▶ _Stated task_: Show each line that has the string "穿短裙子" in it.
Start of Material provided
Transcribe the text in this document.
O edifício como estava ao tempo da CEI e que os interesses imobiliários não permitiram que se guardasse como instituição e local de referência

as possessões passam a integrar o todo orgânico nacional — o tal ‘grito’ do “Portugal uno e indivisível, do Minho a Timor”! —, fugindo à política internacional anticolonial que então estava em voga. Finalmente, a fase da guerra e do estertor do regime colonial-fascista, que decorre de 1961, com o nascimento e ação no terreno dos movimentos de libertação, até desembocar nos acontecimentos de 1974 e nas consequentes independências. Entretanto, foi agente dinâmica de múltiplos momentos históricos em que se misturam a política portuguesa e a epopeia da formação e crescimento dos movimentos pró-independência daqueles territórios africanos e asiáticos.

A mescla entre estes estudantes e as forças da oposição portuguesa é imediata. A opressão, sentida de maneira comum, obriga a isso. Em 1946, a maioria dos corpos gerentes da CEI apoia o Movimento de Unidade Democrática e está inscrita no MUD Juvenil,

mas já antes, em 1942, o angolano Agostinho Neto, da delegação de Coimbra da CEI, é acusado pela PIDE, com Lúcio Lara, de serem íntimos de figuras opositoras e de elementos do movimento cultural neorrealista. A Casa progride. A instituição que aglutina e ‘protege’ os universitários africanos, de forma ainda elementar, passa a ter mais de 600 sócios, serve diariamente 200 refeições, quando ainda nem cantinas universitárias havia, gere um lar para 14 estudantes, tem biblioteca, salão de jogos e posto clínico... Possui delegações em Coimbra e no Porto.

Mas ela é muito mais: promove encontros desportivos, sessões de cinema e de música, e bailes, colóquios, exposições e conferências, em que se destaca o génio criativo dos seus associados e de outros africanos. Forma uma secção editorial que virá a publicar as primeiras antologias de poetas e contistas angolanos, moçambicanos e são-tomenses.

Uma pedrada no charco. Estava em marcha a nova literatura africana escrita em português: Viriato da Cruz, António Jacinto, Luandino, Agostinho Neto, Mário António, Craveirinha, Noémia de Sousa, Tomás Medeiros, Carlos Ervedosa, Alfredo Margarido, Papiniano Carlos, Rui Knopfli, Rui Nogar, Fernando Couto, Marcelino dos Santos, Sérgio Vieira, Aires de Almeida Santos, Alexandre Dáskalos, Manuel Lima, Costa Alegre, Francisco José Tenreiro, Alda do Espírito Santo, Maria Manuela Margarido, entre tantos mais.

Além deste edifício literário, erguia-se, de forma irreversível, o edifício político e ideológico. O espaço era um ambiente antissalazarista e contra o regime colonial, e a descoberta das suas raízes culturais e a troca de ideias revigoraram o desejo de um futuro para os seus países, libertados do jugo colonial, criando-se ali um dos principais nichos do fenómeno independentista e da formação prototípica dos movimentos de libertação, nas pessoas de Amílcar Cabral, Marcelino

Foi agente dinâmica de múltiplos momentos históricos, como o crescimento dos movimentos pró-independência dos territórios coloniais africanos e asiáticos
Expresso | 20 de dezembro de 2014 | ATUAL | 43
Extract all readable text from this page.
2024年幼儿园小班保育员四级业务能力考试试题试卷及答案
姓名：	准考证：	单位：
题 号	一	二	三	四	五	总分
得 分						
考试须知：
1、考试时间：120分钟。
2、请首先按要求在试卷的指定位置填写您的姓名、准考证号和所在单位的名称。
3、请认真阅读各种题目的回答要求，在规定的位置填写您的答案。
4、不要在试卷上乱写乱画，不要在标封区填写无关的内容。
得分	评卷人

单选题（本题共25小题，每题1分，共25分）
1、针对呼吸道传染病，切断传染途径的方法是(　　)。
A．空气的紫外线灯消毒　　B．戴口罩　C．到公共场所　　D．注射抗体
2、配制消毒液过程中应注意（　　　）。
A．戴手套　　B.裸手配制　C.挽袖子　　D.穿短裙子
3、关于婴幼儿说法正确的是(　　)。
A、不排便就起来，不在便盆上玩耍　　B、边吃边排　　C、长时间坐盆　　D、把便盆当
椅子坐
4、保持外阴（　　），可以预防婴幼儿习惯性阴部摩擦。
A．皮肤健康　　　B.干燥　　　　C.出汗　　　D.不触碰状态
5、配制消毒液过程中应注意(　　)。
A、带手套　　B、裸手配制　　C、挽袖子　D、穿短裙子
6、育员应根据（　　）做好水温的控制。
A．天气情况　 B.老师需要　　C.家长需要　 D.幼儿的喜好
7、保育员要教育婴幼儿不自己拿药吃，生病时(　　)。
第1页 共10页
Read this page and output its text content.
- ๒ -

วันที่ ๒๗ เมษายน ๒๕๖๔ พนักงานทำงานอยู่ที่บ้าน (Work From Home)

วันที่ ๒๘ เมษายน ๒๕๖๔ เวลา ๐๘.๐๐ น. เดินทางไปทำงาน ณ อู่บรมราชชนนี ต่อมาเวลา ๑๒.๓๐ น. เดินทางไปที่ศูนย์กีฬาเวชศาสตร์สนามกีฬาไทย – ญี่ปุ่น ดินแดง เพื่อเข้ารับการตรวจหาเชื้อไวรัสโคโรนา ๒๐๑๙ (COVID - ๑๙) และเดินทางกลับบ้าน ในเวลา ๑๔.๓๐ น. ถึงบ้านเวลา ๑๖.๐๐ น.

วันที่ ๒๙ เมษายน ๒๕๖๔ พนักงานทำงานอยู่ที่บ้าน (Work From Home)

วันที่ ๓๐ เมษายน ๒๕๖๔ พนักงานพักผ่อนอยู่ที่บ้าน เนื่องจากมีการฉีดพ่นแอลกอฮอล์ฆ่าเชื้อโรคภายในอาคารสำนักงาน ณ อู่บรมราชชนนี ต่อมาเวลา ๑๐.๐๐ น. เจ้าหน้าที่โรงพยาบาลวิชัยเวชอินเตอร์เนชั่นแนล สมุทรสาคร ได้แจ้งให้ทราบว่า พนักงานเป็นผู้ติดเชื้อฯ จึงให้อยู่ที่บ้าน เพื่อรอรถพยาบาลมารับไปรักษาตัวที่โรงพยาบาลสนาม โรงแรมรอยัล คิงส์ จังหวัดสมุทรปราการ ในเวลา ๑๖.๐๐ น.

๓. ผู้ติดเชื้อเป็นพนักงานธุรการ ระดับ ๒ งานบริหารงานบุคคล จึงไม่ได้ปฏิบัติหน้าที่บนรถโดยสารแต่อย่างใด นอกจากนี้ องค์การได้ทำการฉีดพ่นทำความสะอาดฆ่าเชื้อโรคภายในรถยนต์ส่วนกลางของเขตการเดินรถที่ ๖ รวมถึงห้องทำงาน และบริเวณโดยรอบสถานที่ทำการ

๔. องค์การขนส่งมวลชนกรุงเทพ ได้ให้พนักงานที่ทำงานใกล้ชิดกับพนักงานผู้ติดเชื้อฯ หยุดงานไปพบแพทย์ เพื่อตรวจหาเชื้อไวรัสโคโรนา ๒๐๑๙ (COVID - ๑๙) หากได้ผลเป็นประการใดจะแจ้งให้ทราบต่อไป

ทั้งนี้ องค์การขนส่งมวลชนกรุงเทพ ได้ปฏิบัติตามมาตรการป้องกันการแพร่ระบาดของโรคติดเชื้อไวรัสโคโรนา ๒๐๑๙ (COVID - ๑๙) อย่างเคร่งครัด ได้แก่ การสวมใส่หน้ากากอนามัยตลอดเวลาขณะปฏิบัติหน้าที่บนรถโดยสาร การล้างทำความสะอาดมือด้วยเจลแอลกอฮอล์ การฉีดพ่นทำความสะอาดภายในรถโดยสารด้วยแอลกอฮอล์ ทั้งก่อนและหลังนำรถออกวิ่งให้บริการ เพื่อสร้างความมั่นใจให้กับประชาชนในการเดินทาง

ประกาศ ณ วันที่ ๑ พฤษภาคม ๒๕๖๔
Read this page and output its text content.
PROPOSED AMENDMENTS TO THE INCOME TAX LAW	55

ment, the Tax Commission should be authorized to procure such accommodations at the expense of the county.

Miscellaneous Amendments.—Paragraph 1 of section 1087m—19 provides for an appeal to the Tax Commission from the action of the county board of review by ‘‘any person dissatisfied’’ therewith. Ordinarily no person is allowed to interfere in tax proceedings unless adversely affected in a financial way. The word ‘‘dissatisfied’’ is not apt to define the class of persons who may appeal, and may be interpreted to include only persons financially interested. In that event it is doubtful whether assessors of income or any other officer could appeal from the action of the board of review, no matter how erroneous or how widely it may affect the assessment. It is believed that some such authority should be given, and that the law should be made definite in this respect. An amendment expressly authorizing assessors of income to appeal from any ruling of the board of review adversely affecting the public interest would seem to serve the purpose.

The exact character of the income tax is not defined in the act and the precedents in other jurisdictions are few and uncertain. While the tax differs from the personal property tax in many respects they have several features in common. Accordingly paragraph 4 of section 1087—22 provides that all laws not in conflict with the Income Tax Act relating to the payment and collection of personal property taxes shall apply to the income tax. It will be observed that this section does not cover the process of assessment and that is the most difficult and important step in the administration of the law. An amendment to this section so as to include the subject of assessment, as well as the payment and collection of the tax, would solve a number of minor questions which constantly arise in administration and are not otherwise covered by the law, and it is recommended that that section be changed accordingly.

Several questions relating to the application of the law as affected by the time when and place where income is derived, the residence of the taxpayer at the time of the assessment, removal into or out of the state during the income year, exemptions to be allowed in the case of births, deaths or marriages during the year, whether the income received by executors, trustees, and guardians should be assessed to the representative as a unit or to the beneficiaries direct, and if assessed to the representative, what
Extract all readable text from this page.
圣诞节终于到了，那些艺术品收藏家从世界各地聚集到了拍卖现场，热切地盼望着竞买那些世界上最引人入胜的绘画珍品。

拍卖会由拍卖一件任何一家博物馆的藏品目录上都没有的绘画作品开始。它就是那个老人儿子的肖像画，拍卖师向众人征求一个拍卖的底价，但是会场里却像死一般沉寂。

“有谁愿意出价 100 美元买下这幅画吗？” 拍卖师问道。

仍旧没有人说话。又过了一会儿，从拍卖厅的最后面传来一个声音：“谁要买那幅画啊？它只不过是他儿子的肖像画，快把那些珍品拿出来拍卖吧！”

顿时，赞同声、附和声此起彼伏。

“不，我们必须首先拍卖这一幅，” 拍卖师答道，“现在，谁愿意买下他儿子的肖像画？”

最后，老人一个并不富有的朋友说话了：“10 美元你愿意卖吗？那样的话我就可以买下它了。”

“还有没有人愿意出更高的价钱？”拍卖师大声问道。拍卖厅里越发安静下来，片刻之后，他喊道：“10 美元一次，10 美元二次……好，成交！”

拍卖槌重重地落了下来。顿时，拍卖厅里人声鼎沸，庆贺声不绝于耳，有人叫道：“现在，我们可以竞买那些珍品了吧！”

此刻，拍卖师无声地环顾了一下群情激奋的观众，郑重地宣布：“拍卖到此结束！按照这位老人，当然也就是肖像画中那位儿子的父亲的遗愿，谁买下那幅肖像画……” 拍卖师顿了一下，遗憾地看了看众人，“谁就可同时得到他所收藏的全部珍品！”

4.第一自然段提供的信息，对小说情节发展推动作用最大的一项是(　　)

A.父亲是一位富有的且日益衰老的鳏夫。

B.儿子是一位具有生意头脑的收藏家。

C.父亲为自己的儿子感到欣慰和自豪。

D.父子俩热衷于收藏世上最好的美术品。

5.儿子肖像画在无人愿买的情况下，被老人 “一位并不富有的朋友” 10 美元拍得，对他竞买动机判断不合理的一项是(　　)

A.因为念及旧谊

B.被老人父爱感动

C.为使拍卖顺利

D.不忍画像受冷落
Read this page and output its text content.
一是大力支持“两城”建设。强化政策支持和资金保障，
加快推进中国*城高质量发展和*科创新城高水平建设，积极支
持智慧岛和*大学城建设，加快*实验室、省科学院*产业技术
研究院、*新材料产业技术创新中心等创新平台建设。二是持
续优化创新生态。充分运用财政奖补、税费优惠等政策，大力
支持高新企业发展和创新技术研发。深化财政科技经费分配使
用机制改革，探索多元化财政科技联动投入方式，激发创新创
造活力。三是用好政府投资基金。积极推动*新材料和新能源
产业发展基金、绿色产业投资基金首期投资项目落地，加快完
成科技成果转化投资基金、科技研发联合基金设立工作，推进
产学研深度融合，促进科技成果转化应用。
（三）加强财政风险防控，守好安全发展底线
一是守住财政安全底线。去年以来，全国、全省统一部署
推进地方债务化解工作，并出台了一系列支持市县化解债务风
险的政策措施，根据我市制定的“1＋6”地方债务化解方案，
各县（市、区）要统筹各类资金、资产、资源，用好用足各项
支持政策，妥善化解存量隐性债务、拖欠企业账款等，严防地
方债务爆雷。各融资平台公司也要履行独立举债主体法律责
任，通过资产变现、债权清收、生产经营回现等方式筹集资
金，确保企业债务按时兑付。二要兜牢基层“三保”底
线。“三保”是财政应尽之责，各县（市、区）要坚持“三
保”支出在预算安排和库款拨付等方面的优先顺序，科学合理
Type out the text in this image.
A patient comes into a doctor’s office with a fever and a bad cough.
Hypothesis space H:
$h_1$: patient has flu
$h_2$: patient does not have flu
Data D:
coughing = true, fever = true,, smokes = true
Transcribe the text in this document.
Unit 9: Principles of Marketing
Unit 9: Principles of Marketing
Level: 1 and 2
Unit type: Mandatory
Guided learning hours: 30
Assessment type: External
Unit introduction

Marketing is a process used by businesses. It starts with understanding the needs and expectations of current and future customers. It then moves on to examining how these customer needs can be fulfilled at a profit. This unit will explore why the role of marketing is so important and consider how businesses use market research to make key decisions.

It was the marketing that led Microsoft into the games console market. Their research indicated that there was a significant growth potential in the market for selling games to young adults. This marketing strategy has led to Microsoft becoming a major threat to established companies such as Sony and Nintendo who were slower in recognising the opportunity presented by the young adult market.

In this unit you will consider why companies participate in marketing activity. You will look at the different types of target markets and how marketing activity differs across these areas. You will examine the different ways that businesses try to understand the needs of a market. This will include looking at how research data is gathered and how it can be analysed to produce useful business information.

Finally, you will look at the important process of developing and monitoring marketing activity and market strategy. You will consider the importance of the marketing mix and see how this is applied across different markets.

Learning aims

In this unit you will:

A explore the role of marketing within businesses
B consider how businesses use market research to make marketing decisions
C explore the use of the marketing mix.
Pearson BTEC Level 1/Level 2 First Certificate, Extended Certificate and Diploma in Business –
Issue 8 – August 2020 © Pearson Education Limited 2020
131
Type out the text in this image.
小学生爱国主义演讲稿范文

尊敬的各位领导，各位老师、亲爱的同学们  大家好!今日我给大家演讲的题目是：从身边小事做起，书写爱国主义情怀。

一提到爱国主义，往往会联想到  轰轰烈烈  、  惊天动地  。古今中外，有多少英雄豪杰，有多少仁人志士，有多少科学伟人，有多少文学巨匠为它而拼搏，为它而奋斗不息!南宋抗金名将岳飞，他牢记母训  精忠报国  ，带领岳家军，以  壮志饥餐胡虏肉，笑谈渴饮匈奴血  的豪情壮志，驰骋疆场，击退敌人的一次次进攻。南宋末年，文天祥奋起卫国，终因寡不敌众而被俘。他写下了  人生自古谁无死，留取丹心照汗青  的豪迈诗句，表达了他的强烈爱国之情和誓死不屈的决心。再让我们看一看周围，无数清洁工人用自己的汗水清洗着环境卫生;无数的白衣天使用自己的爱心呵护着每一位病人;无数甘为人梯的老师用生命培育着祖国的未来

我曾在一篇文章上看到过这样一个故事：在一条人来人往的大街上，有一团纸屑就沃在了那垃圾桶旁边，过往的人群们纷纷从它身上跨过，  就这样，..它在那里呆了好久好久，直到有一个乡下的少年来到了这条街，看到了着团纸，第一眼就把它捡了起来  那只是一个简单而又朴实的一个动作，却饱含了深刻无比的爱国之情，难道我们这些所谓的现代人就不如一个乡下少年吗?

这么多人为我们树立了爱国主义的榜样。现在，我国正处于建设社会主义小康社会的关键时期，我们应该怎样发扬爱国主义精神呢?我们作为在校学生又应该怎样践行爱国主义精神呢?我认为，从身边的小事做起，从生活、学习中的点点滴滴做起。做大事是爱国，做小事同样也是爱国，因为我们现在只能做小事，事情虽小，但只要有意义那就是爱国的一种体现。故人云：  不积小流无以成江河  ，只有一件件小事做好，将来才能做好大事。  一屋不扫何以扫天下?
End of Material provided
▶ _Task response_:
A．戴手套　　B.裸手配制　C.挽袖子　　D.穿短裙子
A、带手套　　B、裸手配制　　C、挽袖子　D、穿短裙子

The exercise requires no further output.